-- What the exercise asks --
Reproduce every line of the records below, character for character, with nothing changed, added or left out.

Start of Dataset

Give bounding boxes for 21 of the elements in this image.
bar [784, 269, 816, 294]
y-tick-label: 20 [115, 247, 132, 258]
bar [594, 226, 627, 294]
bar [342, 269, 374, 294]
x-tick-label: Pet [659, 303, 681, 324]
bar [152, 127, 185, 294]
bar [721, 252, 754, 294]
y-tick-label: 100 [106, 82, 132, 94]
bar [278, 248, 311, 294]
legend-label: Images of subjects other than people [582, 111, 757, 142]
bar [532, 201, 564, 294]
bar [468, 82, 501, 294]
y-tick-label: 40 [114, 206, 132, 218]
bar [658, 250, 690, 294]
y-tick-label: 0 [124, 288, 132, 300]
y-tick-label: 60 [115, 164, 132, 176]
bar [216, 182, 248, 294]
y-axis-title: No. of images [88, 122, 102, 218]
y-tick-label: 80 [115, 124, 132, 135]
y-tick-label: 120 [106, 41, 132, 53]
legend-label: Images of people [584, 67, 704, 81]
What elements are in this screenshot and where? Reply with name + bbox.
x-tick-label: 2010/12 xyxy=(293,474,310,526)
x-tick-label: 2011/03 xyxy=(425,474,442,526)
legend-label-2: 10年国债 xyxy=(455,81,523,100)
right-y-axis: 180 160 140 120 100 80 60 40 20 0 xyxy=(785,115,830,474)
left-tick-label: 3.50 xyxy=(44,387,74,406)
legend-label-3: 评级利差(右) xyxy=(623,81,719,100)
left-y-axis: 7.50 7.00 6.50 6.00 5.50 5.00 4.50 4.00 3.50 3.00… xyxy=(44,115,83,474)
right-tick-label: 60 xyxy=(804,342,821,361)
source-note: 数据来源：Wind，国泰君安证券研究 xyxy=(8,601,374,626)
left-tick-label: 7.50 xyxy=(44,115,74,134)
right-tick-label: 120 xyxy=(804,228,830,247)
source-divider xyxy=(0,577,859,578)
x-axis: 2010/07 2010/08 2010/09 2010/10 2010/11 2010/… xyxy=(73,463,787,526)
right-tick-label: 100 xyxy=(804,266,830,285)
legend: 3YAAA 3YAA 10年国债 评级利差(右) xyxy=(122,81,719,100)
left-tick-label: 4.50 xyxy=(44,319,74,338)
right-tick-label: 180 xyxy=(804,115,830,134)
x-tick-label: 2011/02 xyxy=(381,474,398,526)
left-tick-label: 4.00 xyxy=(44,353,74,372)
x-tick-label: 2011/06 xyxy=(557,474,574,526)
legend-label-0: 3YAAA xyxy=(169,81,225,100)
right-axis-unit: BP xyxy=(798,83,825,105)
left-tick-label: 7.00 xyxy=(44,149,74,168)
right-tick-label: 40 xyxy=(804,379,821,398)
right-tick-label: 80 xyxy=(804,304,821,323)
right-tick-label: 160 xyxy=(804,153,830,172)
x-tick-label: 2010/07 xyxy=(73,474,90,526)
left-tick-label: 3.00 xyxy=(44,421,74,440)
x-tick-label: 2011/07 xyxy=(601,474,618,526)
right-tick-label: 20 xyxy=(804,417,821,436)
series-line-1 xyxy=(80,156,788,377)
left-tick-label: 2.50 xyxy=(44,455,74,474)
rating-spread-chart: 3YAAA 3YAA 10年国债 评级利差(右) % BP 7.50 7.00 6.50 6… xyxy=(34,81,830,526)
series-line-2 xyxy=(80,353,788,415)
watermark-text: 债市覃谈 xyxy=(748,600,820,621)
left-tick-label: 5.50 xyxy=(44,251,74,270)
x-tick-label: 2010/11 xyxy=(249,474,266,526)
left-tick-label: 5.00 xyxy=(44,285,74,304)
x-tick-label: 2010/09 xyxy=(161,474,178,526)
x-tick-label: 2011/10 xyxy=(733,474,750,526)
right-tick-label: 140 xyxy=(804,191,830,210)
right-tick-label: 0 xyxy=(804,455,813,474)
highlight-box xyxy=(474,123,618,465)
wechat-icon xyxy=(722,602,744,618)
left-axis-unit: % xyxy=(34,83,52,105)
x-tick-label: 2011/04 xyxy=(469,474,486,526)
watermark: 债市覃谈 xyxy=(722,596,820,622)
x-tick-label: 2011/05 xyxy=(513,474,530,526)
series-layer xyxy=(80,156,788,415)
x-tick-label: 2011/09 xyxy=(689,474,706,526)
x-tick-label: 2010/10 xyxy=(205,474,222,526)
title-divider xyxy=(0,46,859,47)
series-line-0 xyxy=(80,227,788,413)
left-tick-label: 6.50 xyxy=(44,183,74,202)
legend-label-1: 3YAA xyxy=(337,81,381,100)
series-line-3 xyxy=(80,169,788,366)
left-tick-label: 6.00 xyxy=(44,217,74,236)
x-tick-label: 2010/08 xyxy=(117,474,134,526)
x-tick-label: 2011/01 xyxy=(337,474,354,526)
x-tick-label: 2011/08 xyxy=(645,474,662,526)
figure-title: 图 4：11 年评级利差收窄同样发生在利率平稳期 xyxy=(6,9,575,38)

End of Dataset

-- Answer --
Give bounding boxes for 21 of the elements in this image.
bar [784, 269, 816, 294]
y-tick-label: 20 [115, 247, 132, 258]
bar [594, 226, 627, 294]
bar [342, 269, 374, 294]
x-tick-label: Pet [659, 303, 681, 324]
bar [152, 127, 185, 294]
bar [721, 252, 754, 294]
y-tick-label: 100 [106, 82, 132, 94]
bar [278, 248, 311, 294]
legend-label: Images of subjects other than people [582, 111, 757, 142]
bar [532, 201, 564, 294]
bar [468, 82, 501, 294]
y-tick-label: 40 [114, 206, 132, 218]
bar [658, 250, 690, 294]
y-tick-label: 0 [124, 288, 132, 300]
y-tick-label: 60 [115, 164, 132, 176]
bar [216, 182, 248, 294]
y-axis-title: No. of images [88, 122, 102, 218]
y-tick-label: 80 [115, 124, 132, 135]
y-tick-label: 120 [106, 41, 132, 53]
legend-label: Images of people [584, 67, 704, 81]
What elements are in this screenshot and where? Reply with name + bbox.
x-tick-label: 2010/12 xyxy=(293,474,310,526)
x-tick-label: 2011/03 xyxy=(425,474,442,526)
legend-label-2: 10年国债 xyxy=(455,81,523,100)
right-y-axis: 180 160 140 120 100 80 60 40 20 0 xyxy=(785,115,830,474)
left-tick-label: 3.50 xyxy=(44,387,74,406)
legend-label-3: 评级利差(右) xyxy=(623,81,719,100)
left-y-axis: 7.50 7.00 6.50 6.00 5.50 5.00 4.50 4.00 3.50 3.00… xyxy=(44,115,83,474)
right-tick-label: 60 xyxy=(804,342,821,361)
source-note: 数据来源：Wind，国泰君安证券研究 xyxy=(8,601,374,626)
left-tick-label: 7.50 xyxy=(44,115,74,134)
right-tick-label: 120 xyxy=(804,228,830,247)
source-divider xyxy=(0,577,859,578)
x-axis: 2010/07 2010/08 2010/09 2010/10 2010/11 2010/… xyxy=(73,463,787,526)
right-tick-label: 100 xyxy=(804,266,830,285)
legend: 3YAAA 3YAA 10年国债 评级利差(右) xyxy=(122,81,719,100)
left-tick-label: 4.50 xyxy=(44,319,74,338)
right-tick-label: 180 xyxy=(804,115,830,134)
x-tick-label: 2011/02 xyxy=(381,474,398,526)
left-tick-label: 4.00 xyxy=(44,353,74,372)
x-tick-label: 2011/06 xyxy=(557,474,574,526)
legend-label-0: 3YAAA xyxy=(169,81,225,100)
right-axis-unit: BP xyxy=(798,83,825,105)
left-tick-label: 7.00 xyxy=(44,149,74,168)
right-tick-label: 40 xyxy=(804,379,821,398)
right-tick-label: 80 xyxy=(804,304,821,323)
right-tick-label: 160 xyxy=(804,153,830,172)
x-tick-label: 2010/07 xyxy=(73,474,90,526)
left-tick-label: 3.00 xyxy=(44,421,74,440)
x-tick-label: 2011/07 xyxy=(601,474,618,526)
right-tick-label: 20 xyxy=(804,417,821,436)
series-line-1 xyxy=(80,156,788,377)
left-tick-label: 2.50 xyxy=(44,455,74,474)
rating-spread-chart: 3YAAA 3YAA 10年国债 评级利差(右) % BP 7.50 7.00 6.50 6… xyxy=(34,81,830,526)
series-line-2 xyxy=(80,353,788,415)
watermark-text: 债市覃谈 xyxy=(748,600,820,621)
left-tick-label: 5.50 xyxy=(44,251,74,270)
x-tick-label: 2010/11 xyxy=(249,474,266,526)
left-tick-label: 5.00 xyxy=(44,285,74,304)
x-tick-label: 2010/09 xyxy=(161,474,178,526)
x-tick-label: 2011/10 xyxy=(733,474,750,526)
right-tick-label: 140 xyxy=(804,191,830,210)
right-tick-label: 0 xyxy=(804,455,813,474)
highlight-box xyxy=(474,123,618,465)
wechat-icon xyxy=(722,602,744,618)
left-axis-unit: % xyxy=(34,83,52,105)
x-tick-label: 2011/04 xyxy=(469,474,486,526)
watermark: 债市覃谈 xyxy=(722,596,820,622)
x-tick-label: 2011/05 xyxy=(513,474,530,526)
series-layer xyxy=(80,156,788,415)
x-tick-label: 2011/09 xyxy=(689,474,706,526)
x-tick-label: 2010/10 xyxy=(205,474,222,526)
title-divider xyxy=(0,46,859,47)
series-line-0 xyxy=(80,227,788,413)
left-tick-label: 6.50 xyxy=(44,183,74,202)
legend-label-1: 3YAA xyxy=(337,81,381,100)
series-line-3 xyxy=(80,169,788,366)
left-tick-label: 6.00 xyxy=(44,217,74,236)
x-tick-label: 2010/08 xyxy=(117,474,134,526)
x-tick-label: 2011/01 xyxy=(337,474,354,526)
x-tick-label: 2011/08 xyxy=(645,474,662,526)
figure-title: 图 4：11 年评级利差收窄同样发生在利率平稳期 xyxy=(6,9,575,38)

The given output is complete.